YOUR TASK: Retype the whole listing below, character for character.

BEGIN SUPPLIED DATA

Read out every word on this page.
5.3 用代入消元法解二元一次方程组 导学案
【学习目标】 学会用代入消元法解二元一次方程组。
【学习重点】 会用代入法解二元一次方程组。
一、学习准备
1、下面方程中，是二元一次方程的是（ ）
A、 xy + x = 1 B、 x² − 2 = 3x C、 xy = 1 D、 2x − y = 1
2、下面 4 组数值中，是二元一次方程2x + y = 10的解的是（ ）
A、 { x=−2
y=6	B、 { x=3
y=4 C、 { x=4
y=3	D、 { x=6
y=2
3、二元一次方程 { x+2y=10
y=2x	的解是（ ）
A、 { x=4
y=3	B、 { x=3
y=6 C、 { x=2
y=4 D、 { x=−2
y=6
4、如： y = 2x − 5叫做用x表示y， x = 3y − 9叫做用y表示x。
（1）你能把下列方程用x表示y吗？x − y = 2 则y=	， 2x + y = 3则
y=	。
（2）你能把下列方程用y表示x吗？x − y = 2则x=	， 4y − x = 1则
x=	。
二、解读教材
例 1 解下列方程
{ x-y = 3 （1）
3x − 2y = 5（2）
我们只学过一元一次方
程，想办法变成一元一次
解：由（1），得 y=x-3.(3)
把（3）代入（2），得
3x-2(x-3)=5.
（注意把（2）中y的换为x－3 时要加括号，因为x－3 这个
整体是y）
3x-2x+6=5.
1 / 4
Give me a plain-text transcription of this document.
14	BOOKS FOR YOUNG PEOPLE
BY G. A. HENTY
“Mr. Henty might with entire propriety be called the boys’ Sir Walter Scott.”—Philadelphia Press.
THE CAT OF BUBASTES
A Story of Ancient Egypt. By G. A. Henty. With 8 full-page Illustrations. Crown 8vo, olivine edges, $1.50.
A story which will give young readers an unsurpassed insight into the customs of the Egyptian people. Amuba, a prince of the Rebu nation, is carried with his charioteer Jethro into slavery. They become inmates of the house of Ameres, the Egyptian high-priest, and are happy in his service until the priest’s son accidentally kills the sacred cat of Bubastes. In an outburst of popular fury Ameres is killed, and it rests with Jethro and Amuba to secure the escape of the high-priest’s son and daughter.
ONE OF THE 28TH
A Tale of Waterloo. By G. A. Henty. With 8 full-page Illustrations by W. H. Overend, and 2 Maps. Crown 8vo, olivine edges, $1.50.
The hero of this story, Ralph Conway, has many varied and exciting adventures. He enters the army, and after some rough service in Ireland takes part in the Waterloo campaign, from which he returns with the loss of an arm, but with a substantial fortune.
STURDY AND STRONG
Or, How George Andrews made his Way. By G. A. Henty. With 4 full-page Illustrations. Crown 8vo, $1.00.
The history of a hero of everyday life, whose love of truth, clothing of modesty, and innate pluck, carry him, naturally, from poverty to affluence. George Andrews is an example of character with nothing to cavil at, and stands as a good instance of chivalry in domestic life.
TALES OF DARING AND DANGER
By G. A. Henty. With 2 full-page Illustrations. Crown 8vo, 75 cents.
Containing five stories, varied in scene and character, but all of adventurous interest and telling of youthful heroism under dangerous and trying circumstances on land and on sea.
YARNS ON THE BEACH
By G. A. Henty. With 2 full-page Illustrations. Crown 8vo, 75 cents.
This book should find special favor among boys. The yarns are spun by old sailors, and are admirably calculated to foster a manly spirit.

END SUPPLIED DATA

COMPLETE ANSWER:
Read out every word on this page.
5.3 用代入消元法解二元一次方程组 导学案
【学习目标】 学会用代入消元法解二元一次方程组。
【学习重点】 会用代入法解二元一次方程组。
一、学习准备
1、下面方程中，是二元一次方程的是（ ）
A、 xy + x = 1 B、 x² − 2 = 3x C、 xy = 1 D、 2x − y = 1
2、下面 4 组数值中，是二元一次方程2x + y = 10的解的是（ ）
A、 { x=−2
y=6	B、 { x=3
y=4 C、 { x=4
y=3	D、 { x=6
y=2
3、二元一次方程 { x+2y=10
y=2x	的解是（ ）
A、 { x=4
y=3	B、 { x=3
y=6 C、 { x=2
y=4 D、 { x=−2
y=6
4、如： y = 2x − 5叫做用x表示y， x = 3y − 9叫做用y表示x。
（1）你能把下列方程用x表示y吗？x − y = 2 则y=	， 2x + y = 3则
y=	。
（2）你能把下列方程用y表示x吗？x − y = 2则x=	， 4y − x = 1则
x=	。
二、解读教材
例 1 解下列方程
{ x-y = 3 （1）
3x − 2y = 5（2）
我们只学过一元一次方
程，想办法变成一元一次
解：由（1），得 y=x-3.(3)
把（3）代入（2），得
3x-2(x-3)=5.
（注意把（2）中y的换为x－3 时要加括号，因为x－3 这个
整体是y）
3x-2x+6=5.
1 / 4
Give me a plain-text transcription of this document.
14	BOOKS FOR YOUNG PEOPLE
BY G. A. HENTY
“Mr. Henty might with entire propriety be called the boys’ Sir Walter Scott.”—Philadelphia Press.
THE CAT OF BUBASTES
A Story of Ancient Egypt. By G. A. Henty. With 8 full-page Illustrations. Crown 8vo, olivine edges, $1.50.
A story which will give young readers an unsurpassed insight into the customs of the Egyptian people. Amuba, a prince of the Rebu nation, is carried with his charioteer Jethro into slavery. They become inmates of the house of Ameres, the Egyptian high-priest, and are happy in his service until the priest’s son accidentally kills the sacred cat of Bubastes. In an outburst of popular fury Ameres is killed, and it rests with Jethro and Amuba to secure the escape of the high-priest’s son and daughter.
ONE OF THE 28TH
A Tale of Waterloo. By G. A. Henty. With 8 full-page Illustrations by W. H. Overend, and 2 Maps. Crown 8vo, olivine edges, $1.50.
The hero of this story, Ralph Conway, has many varied and exciting adventures. He enters the army, and after some rough service in Ireland takes part in the Waterloo campaign, from which he returns with the loss of an arm, but with a substantial fortune.
STURDY AND STRONG
Or, How George Andrews made his Way. By G. A. Henty. With 4 full-page Illustrations. Crown 8vo, $1.00.
The history of a hero of everyday life, whose love of truth, clothing of modesty, and innate pluck, carry him, naturally, from poverty to affluence. George Andrews is an example of character with nothing to cavil at, and stands as a good instance of chivalry in domestic life.
TALES OF DARING AND DANGER
By G. A. Henty. With 2 full-page Illustrations. Crown 8vo, 75 cents.
Containing five stories, varied in scene and character, but all of adventurous interest and telling of youthful heroism under dangerous and trying circumstances on land and on sea.
YARNS ON THE BEACH
By G. A. Henty. With 2 full-page Illustrations. Crown 8vo, 75 cents.
This book should find special favor among boys. The yarns are spun by old sailors, and are admirably calculated to foster a manly spirit.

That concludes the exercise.